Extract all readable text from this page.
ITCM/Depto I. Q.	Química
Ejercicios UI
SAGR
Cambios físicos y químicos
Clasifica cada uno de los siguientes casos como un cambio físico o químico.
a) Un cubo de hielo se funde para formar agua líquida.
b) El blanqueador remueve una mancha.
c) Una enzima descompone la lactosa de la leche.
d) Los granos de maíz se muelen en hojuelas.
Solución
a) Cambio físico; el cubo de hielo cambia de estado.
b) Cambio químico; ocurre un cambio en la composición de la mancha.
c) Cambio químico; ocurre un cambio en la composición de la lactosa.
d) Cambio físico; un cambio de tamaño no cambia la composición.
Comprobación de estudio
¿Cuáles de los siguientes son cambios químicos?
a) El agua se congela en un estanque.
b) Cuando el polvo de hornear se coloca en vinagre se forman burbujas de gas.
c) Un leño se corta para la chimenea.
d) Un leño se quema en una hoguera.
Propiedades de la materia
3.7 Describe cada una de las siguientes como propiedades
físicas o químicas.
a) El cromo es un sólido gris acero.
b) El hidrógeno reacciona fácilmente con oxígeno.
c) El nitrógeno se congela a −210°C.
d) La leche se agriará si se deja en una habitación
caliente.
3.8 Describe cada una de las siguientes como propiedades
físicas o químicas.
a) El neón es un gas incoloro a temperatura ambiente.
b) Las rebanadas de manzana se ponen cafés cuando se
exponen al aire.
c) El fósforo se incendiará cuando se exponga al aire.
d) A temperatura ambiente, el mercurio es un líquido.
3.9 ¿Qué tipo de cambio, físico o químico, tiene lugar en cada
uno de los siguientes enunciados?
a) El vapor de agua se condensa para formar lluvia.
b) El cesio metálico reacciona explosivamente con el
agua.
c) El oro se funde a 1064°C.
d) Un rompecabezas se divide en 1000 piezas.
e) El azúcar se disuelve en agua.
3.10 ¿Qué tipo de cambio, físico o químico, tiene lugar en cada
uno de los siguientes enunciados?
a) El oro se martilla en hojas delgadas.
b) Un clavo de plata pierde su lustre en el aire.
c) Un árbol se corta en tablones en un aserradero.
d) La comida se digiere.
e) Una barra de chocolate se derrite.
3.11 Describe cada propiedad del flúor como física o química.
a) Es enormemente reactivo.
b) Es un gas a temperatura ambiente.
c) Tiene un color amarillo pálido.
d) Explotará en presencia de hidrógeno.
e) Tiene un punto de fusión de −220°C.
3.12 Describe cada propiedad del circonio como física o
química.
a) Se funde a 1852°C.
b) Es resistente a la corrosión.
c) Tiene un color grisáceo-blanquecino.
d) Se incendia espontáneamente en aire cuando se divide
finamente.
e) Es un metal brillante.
══════
* DIRECTIVE *
Lines that include the word "corta" are to be extracted from the data above.

* WRITTEN ANSWER *
c) Un leño se corta para la chimenea.
c) Un árbol se corta en tablones en un aserradero.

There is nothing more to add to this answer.